» **DATASET RECORDS**
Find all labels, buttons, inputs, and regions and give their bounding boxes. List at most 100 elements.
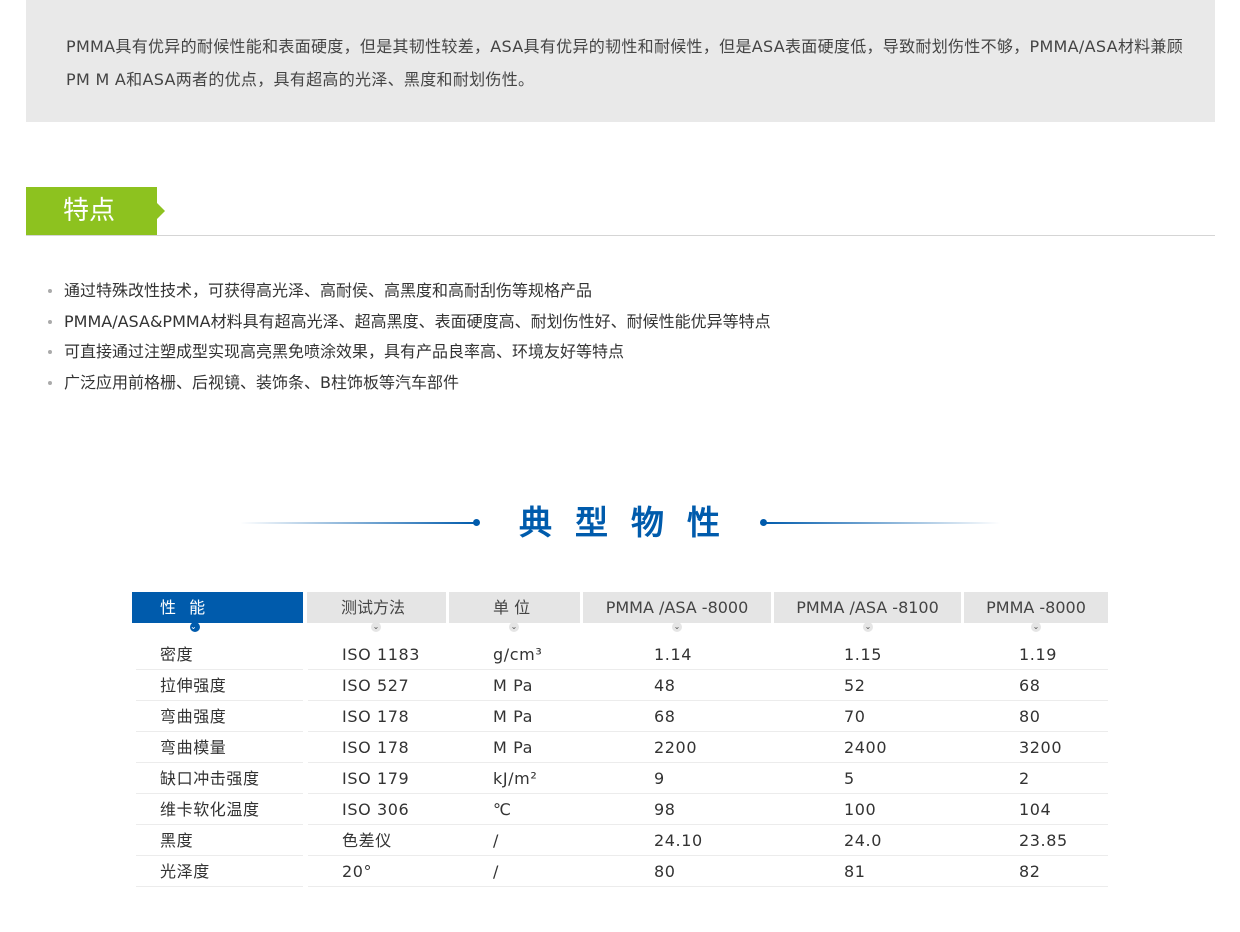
cell-unit: / <box>493 831 499 850</box>
header-label: PMMA -8000 <box>986 598 1086 617</box>
features-title: 特点 <box>63 196 116 226</box>
feature-text: 广泛应用前格栅、后视镜、装饰条、B柱饰板等汽车部件 <box>64 372 459 392</box>
cell-value: 23.85 <box>1019 831 1068 850</box>
table-row: 缺口冲击强度 ISO 179 kJ/m² 9 5 2 <box>132 763 1108 794</box>
header-cell: 单 位 ⌄ <box>449 592 580 632</box>
cell-method: ISO 306 <box>342 800 410 819</box>
header-cell: 测试方法 ⌄ <box>307 592 446 632</box>
cell-unit: g/cm³ <box>493 645 543 664</box>
table-body: 密度 ISO 1183 g/cm³ 1.14 1.15 1.19 拉伸强度 IS… <box>132 639 1108 887</box>
cell-value: 81 <box>844 862 866 881</box>
intro-text: PMMA具有优异的耐候性能和表面硬度，但是其韧性较差，ASA具有优异的韧性和耐候… <box>66 37 1184 89</box>
tag-arrow-icon <box>157 203 165 219</box>
cell-method: 色差仪 <box>342 831 392 850</box>
chevron-down-icon: ⌄ <box>863 622 873 632</box>
header-label: PMMA /ASA -8000 <box>605 598 749 617</box>
feature-item: 通过特殊改性技术，可获得高光泽、高耐侯、高黑度和高耐刮伤等规格产品 <box>46 276 771 307</box>
title-line-left <box>240 522 476 524</box>
header-cell: PMMA -8000 ⌄ <box>964 592 1108 632</box>
feature-text: 通过特殊改性技术，可获得高光泽、高耐侯、高黑度和高耐刮伤等规格产品 <box>64 281 593 300</box>
cell-value: 1.19 <box>1019 645 1058 664</box>
cell-value: 68 <box>654 707 676 726</box>
cell-value: 2400 <box>844 738 888 757</box>
table-row: 密度 ISO 1183 g/cm³ 1.14 1.15 1.19 <box>132 639 1108 670</box>
feature-item: 广泛应用前格栅、后视镜、装饰条、B柱饰板等汽车部件 <box>46 368 771 399</box>
cell-value: 5 <box>844 769 855 788</box>
chevron-down-icon: ⌄ <box>672 622 682 632</box>
table-row: 光泽度 20° / 80 81 82 <box>132 856 1108 887</box>
table-row: 维卡软化温度 ISO 306 ℃ 98 100 104 <box>132 794 1108 825</box>
cell-unit: / <box>493 862 499 881</box>
header-label: 测试方法 <box>341 598 406 617</box>
chevron-down-icon: ⌄ <box>1031 622 1041 632</box>
features-section-header: 特点 <box>26 187 1215 237</box>
feature-item: 可直接通过注塑成型实现高亮黑免喷涂效果，具有产品良率高、环境友好等特点 <box>46 337 771 368</box>
cell-value: 9 <box>654 769 665 788</box>
cell-value: 3200 <box>1019 738 1063 757</box>
properties-table: 性 能 ⌄ 测试方法 ⌄ 单 位 ⌄ PMMA /ASA -8000 ⌄ PMM… <box>132 592 1108 887</box>
header-label: PMMA /ASA -8100 <box>796 598 939 617</box>
cell-method: ISO 178 <box>342 738 410 757</box>
chevron-down-icon: ⌄ <box>509 622 519 632</box>
cell-value: 52 <box>844 676 866 695</box>
feature-item: PMMA/ASA&PMMA材料具有超高光泽、超高黑度、表面硬度高、耐划伤性好、耐… <box>46 307 771 338</box>
chevron-down-icon: ⌄ <box>371 622 381 632</box>
cell-value: 104 <box>1019 800 1052 819</box>
cell-method: ISO 179 <box>342 769 410 788</box>
header-label: 单 位 <box>493 598 531 617</box>
section-divider <box>26 235 1215 236</box>
cell-method: ISO 1183 <box>342 645 421 664</box>
header-cell: PMMA /ASA -8100 ⌄ <box>774 592 961 632</box>
table-row: 弯曲模量 ISO 178 M Pa 2200 2400 3200 <box>132 732 1108 763</box>
row-divider <box>136 886 303 887</box>
feature-text: PMMA/ASA&PMMA材料具有超高光泽、超高黑度、表面硬度高、耐划伤性好、耐… <box>64 311 771 331</box>
cell-value: 24.10 <box>654 831 703 850</box>
bullet-dot-icon <box>48 319 52 324</box>
cell-unit: M Pa <box>493 707 534 726</box>
cell-unit: ℃ <box>493 800 512 819</box>
cell-value: 70 <box>844 707 866 726</box>
cell-property: 光泽度 <box>160 862 210 881</box>
bullet-dot-icon <box>48 289 52 293</box>
cell-value: 48 <box>654 676 676 695</box>
cell-property: 弯曲强度 <box>160 707 227 726</box>
properties-title: 典型物性 <box>519 503 743 542</box>
cell-value: 1.15 <box>844 645 883 664</box>
cell-value: 68 <box>1019 676 1041 695</box>
cell-property: 维卡软化温度 <box>160 800 260 819</box>
features-list: 通过特殊改性技术，可获得高光泽、高耐侯、高黑度和高耐刮伤等规格产品 PMMA/A… <box>46 276 771 398</box>
bullet-dot-icon <box>48 380 52 385</box>
intro-box: PMMA具有优异的耐候性能和表面硬度，但是其韧性较差，ASA具有优异的韧性和耐候… <box>26 0 1215 122</box>
header-label: 性 能 <box>160 598 210 617</box>
cell-value: 1.14 <box>654 645 693 664</box>
cell-unit: M Pa <box>493 738 534 757</box>
cell-unit: M Pa <box>493 676 534 695</box>
cell-value: 24.0 <box>844 831 883 850</box>
cell-property: 弯曲模量 <box>160 738 227 757</box>
row-divider <box>308 886 1108 887</box>
cell-method: 20° <box>342 862 373 881</box>
cell-value: 82 <box>1019 862 1041 881</box>
header-cell: PMMA /ASA -8000 ⌄ <box>583 592 771 632</box>
cell-unit: kJ/m² <box>493 769 538 788</box>
cell-value: 2200 <box>654 738 698 757</box>
table-header: 性 能 ⌄ 测试方法 ⌄ 单 位 ⌄ PMMA /ASA -8000 ⌄ PMM… <box>132 592 1108 632</box>
cell-property: 拉伸强度 <box>160 676 227 695</box>
cell-method: ISO 527 <box>342 676 410 695</box>
table-row: 弯曲强度 ISO 178 M Pa 68 70 80 <box>132 701 1108 732</box>
table-row: 黑度 色差仪 / 24.10 24.0 23.85 <box>132 825 1108 856</box>
bullet-dot-icon <box>48 350 52 354</box>
cell-value: 80 <box>654 862 676 881</box>
cell-value: 100 <box>844 800 877 819</box>
section-tag: 特点 <box>26 187 157 235</box>
cell-method: ISO 178 <box>342 707 410 726</box>
table-row: 拉伸强度 ISO 527 M Pa 48 52 68 <box>132 670 1108 701</box>
cell-value: 98 <box>654 800 676 819</box>
cell-property: 黑度 <box>160 831 194 850</box>
feature-text: 可直接通过注塑成型实现高亮黑免喷涂效果，具有产品良率高、环境友好等特点 <box>64 342 625 361</box>
properties-title-block: 典型物性 <box>240 498 1000 548</box>
chevron-down-icon: ⌄ <box>190 622 201 632</box>
cell-value: 2 <box>1019 769 1030 788</box>
cell-property: 缺口冲击强度 <box>160 769 260 788</box>
header-cell: 性 能 ⌄ <box>132 592 303 632</box>
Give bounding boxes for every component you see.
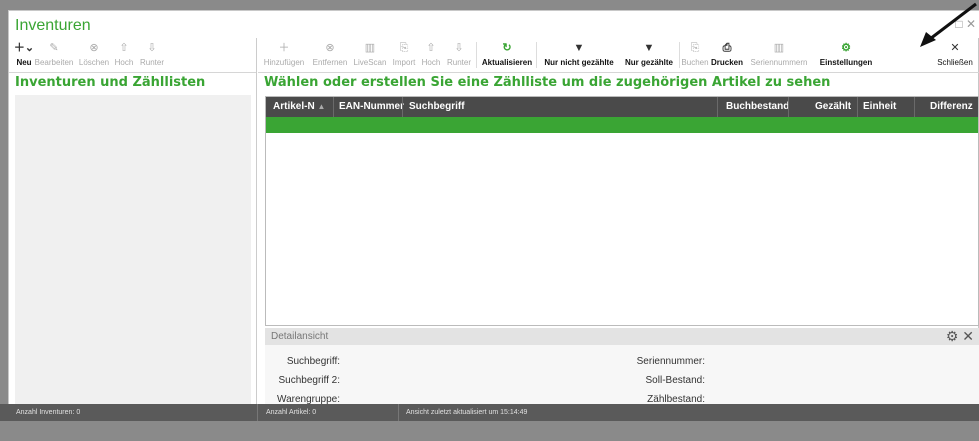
book-button[interactable]: ⎘ Buchen (681, 41, 709, 67)
close-icon[interactable]: ✕ (962, 328, 974, 344)
right-toolbar: ＋ Hinzufügen ⊗ Entfernen ▥ LiveScan ⎘ Im… (258, 38, 979, 73)
left-toolbar: ＋⌄ Neu ✎ Bearbeiten ⊗ Löschen ⇧ Hoch ⇩ R… (9, 38, 256, 73)
barcode-icon: ▥ (364, 42, 376, 54)
col-header-difference[interactable]: Differenz (930, 101, 973, 115)
status-inventory-count: Anzahl Inventuren: 0 (16, 409, 81, 416)
field-label-serial-number: Seriennummer: (636, 356, 705, 367)
barcode-icon: ▥ (773, 42, 785, 54)
detail-controls: ⚙ ✕ (946, 328, 974, 345)
printer-icon: ⎙ (722, 42, 732, 54)
up-button[interactable]: ⇧ Hoch (112, 41, 136, 67)
detail-title: Detailansicht (271, 331, 329, 342)
column-divider (402, 97, 403, 117)
col-header-article-number[interactable]: Artikel-N ▲ (273, 101, 325, 115)
refresh-button[interactable]: ↻ Aktualisieren (479, 41, 535, 67)
article-grid[interactable]: Artikel-N ▲ EAN-Nummer Suchbegriff Buchb… (265, 96, 979, 326)
col-header-unit[interactable]: Einheit (863, 101, 896, 115)
col-header-search-term[interactable]: Suchbegriff (409, 101, 465, 115)
print-button[interactable]: ⎙ Drucken (710, 41, 744, 67)
delete-icon: ⊗ (89, 42, 99, 54)
window-title: Inventuren (15, 17, 91, 34)
serial-numbers-button[interactable]: ▥ Seriennummern (746, 41, 812, 67)
refresh-icon: ↻ (502, 42, 512, 54)
right-pane: ＋ Hinzufügen ⊗ Entfernen ▥ LiveScan ⎘ Im… (258, 38, 979, 415)
import-icon: ⎘ (399, 42, 409, 54)
toolbar-divider (476, 42, 477, 68)
left-section-title: Inventuren und Zähllisten (15, 75, 206, 90)
sort-ascending-icon: ▲ (317, 102, 326, 111)
column-divider (717, 97, 718, 117)
gear-icon[interactable]: ⚙ (946, 328, 959, 344)
only-uncounted-button[interactable]: ▼ Nur nicht gezählte (539, 41, 619, 67)
col-header-ean[interactable]: EAN-Nummer (339, 101, 404, 115)
status-article-count: Anzahl Artikel: 0 (266, 409, 317, 416)
left-pane: ＋⌄ Neu ✎ Bearbeiten ⊗ Löschen ⇧ Hoch ⇩ R… (9, 38, 257, 417)
column-divider (914, 97, 915, 117)
toolbar-divider (536, 42, 537, 68)
arrow-up-icon: ⇧ (119, 42, 129, 54)
col-header-counted[interactable]: Gezählt (815, 101, 851, 115)
down-button[interactable]: ⇩ Runter (444, 41, 474, 67)
arrow-up-icon: ⇧ (426, 42, 436, 54)
remove-icon: ⊗ (325, 42, 335, 54)
up-button[interactable]: ⇧ Hoch (419, 41, 443, 67)
plus-icon: ＋ (278, 42, 290, 54)
gear-icon: ⚙ (841, 42, 851, 54)
column-divider (788, 97, 789, 117)
col-header-stock[interactable]: Buchbestand (726, 101, 789, 115)
detail-header: Detailansicht ⚙ ✕ (265, 328, 979, 345)
only-counted-button[interactable]: ▼ Nur gezählte (621, 41, 677, 67)
field-label-search-term-2: Suchbegriff 2: (278, 375, 340, 386)
import-button[interactable]: ⎘ Import (390, 41, 418, 67)
grid-header: Artikel-N ▲ EAN-Nummer Suchbegriff Buchb… (266, 97, 978, 117)
filter-icon: ▼ (643, 42, 655, 54)
arrow-down-icon: ⇩ (147, 42, 157, 54)
right-section-title: Wählen oder erstellen Sie eine Zählliste… (264, 75, 831, 90)
livescan-button[interactable]: ▥ LiveScan (352, 41, 388, 67)
remove-button[interactable]: ⊗ Entfernen (309, 41, 351, 67)
status-last-refresh: Ansicht zuletzt aktualisiert um 15:14:49 (406, 409, 528, 416)
table-row-selected[interactable] (266, 117, 978, 133)
annotation-arrow-icon (920, 2, 977, 47)
delete-button[interactable]: ⊗ Löschen (76, 41, 112, 67)
toolbar-divider (679, 42, 680, 68)
field-label-search-term: Suchbegriff: (286, 356, 340, 367)
detail-panel: Detailansicht ⚙ ✕ Suchbegriff: Suchbegri… (265, 328, 979, 415)
column-divider (333, 97, 334, 117)
bottom-strip (0, 421, 979, 441)
down-button[interactable]: ⇩ Runter (137, 41, 167, 67)
status-divider (398, 404, 399, 421)
status-divider (257, 404, 258, 421)
inventuren-window: Inventuren □ ✕ ＋⌄ Neu ✎ Bearbeiten ⊗ Lös… (8, 10, 979, 417)
filter-icon: ▼ (573, 42, 585, 54)
title-bar: Inventuren □ ✕ (9, 11, 979, 38)
settings-button[interactable]: ⚙ Einstellungen (814, 41, 878, 67)
inventory-list[interactable] (15, 95, 251, 417)
status-bar: Anzahl Inventuren: 0 Anzahl Artikel: 0 A… (0, 404, 979, 421)
edit-button[interactable]: ✎ Bearbeiten (31, 41, 77, 67)
column-divider (857, 97, 858, 117)
arrow-down-icon: ⇩ (454, 42, 464, 54)
edit-icon: ✎ (49, 42, 59, 54)
book-icon: ⎘ (690, 42, 700, 54)
field-label-target-stock: Soll-Bestand: (645, 375, 705, 386)
add-button[interactable]: ＋ Hinzufügen (260, 41, 308, 67)
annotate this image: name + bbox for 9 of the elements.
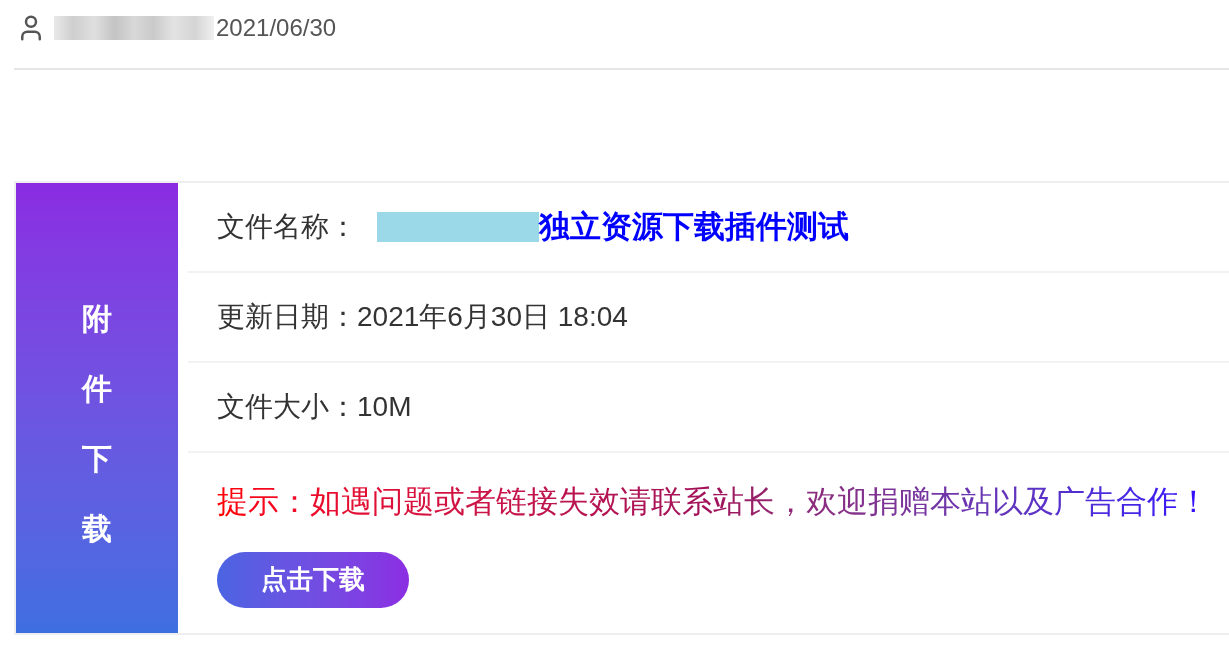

» **DIRECTIONS**
Please output everything in the listing from the line that contains "book-button[interactable]: ⎘ Buchen" down to the line that contains "col-header-article-number[interactable]: Artikel-N ▲", both included, reproducing each line exactly.

» **RESULT OF THIS EXERCISE**
book-button[interactable]: ⎘ Buchen (681, 41, 709, 67)
close-icon[interactable]: ✕ (962, 328, 974, 344)
right-toolbar: ＋ Hinzufügen ⊗ Entfernen ▥ LiveScan ⎘ Im… (258, 38, 979, 73)
left-toolbar: ＋⌄ Neu ✎ Bearbeiten ⊗ Löschen ⇧ Hoch ⇩ R… (9, 38, 256, 73)
barcode-icon: ▥ (364, 42, 376, 54)
col-header-difference[interactable]: Differenz (930, 101, 973, 115)
status-inventory-count: Anzahl Inventuren: 0 (16, 409, 81, 416)
field-label-serial-number: Seriennummer: (636, 356, 705, 367)
barcode-icon: ▥ (773, 42, 785, 54)
detail-controls: ⚙ ✕ (946, 328, 974, 345)
printer-icon: ⎙ (722, 42, 732, 54)
up-button[interactable]: ⇧ Hoch (112, 41, 136, 67)
detail-title: Detailansicht (271, 331, 329, 342)
column-divider (402, 97, 403, 117)
col-header-article-number[interactable]: Artikel-N ▲ (273, 101, 325, 115)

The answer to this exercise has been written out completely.